[Records from a data collection]
======
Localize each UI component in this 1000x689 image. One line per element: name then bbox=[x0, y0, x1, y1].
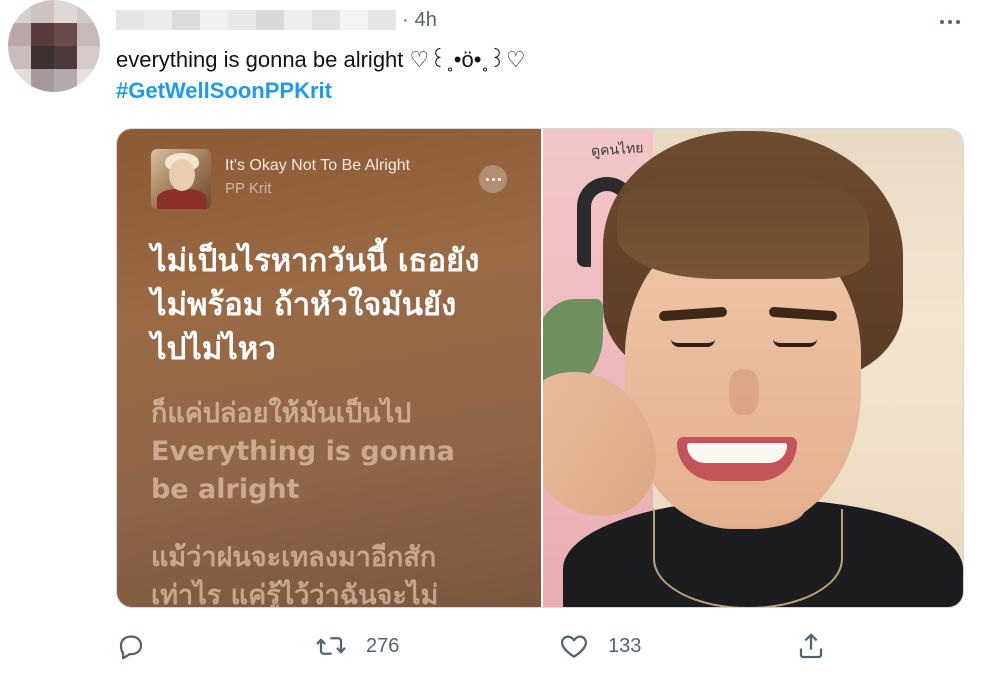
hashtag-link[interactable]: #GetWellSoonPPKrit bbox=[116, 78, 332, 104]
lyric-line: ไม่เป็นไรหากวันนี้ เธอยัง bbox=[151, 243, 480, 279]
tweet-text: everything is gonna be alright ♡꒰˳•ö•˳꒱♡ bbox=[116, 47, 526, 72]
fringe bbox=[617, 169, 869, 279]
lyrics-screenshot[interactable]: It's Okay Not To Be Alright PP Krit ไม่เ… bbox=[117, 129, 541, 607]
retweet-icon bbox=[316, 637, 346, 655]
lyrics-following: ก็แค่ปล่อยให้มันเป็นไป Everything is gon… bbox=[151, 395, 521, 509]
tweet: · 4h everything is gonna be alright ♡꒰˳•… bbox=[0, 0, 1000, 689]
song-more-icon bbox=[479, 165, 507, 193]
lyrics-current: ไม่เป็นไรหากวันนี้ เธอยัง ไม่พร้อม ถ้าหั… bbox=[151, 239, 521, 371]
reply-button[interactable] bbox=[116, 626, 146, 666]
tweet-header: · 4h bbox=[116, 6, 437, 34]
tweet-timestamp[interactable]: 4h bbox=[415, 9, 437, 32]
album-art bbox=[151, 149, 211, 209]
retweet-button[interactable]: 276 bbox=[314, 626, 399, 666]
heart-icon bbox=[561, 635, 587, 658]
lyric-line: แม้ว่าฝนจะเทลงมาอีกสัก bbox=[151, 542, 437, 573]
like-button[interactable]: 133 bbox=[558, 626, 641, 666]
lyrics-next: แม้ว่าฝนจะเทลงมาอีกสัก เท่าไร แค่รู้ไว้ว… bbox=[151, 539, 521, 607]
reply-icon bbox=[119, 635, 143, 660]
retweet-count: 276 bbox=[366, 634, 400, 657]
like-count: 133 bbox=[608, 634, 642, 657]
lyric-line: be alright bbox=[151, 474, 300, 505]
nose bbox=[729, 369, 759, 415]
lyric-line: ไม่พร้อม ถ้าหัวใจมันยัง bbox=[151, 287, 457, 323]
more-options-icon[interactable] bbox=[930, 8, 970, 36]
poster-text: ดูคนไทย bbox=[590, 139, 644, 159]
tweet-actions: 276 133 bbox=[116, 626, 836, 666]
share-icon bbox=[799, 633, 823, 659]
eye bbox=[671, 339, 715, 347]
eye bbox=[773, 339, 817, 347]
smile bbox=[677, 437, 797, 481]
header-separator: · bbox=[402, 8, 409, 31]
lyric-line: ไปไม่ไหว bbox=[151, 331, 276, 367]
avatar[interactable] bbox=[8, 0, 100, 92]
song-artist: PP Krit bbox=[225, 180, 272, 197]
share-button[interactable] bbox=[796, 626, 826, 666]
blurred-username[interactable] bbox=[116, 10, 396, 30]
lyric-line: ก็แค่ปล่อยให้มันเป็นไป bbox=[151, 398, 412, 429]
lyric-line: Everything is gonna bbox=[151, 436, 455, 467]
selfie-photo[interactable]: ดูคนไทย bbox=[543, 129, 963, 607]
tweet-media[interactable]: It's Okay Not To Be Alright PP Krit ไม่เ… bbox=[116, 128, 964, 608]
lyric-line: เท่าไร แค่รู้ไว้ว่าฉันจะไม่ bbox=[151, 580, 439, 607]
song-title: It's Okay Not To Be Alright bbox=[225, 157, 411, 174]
======
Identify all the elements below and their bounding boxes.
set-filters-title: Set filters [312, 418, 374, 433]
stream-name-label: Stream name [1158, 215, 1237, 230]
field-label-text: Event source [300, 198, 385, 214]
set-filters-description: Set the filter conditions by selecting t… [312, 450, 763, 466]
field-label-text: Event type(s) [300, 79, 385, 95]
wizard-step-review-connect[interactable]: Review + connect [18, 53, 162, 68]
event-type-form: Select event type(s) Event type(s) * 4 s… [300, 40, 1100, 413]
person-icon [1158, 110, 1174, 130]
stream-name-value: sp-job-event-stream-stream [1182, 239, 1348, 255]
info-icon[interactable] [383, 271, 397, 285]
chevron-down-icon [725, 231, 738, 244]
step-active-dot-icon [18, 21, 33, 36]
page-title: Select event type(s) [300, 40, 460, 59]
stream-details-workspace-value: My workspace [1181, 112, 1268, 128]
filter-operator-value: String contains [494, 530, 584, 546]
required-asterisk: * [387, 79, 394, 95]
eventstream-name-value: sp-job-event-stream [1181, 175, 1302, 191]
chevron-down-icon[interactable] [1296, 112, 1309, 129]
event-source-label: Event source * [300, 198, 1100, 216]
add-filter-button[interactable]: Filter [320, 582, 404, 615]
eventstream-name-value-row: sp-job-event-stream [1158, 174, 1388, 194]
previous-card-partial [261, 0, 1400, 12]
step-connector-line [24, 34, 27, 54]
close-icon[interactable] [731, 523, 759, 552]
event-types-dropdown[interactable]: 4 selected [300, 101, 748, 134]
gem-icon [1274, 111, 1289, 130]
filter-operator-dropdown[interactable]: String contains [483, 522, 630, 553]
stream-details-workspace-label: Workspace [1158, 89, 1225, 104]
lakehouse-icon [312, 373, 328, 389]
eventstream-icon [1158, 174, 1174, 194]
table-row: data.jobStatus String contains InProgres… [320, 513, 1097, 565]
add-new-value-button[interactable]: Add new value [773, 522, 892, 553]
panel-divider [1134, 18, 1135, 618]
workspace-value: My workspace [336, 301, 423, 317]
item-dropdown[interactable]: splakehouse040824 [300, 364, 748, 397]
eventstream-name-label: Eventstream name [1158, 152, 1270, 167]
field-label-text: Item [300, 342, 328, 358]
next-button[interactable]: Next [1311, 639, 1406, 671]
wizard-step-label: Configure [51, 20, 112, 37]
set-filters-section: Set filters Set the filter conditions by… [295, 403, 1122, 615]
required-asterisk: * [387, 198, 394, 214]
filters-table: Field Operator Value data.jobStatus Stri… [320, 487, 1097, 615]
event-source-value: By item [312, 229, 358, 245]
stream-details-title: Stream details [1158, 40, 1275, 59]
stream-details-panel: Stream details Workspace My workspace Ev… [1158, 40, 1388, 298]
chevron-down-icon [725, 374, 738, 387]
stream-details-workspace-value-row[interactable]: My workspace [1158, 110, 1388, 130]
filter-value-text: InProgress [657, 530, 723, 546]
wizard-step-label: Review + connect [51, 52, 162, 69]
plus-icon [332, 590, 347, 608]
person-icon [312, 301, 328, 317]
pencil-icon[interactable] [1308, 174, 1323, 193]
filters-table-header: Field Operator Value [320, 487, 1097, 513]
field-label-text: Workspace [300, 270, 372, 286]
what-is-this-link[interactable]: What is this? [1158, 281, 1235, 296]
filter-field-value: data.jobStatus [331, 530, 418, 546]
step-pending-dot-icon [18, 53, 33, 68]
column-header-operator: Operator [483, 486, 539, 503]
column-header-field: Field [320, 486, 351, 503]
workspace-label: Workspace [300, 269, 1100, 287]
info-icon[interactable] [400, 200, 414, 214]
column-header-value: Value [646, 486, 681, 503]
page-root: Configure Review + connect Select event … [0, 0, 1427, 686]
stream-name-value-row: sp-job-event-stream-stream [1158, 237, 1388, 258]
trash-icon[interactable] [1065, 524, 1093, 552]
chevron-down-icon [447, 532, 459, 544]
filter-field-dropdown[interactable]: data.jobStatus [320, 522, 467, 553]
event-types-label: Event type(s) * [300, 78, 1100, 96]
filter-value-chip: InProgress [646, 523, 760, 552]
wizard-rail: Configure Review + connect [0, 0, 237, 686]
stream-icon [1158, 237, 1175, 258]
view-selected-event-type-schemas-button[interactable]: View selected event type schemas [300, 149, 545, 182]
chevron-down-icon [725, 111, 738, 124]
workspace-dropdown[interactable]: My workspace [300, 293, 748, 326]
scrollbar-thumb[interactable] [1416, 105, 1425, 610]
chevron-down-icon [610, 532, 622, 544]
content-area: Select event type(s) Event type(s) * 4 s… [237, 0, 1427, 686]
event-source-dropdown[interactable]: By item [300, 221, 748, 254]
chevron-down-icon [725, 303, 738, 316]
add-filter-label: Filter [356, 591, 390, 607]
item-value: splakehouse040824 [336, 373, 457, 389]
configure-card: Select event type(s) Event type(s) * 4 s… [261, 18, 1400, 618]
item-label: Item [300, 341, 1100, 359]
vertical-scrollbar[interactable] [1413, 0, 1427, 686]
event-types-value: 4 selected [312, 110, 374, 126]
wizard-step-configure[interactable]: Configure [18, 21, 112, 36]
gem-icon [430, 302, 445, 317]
======
### What to produce
Please count the rows above that contain the string "อยให", treating case as significant. Reply with the number only.

### Full solution
2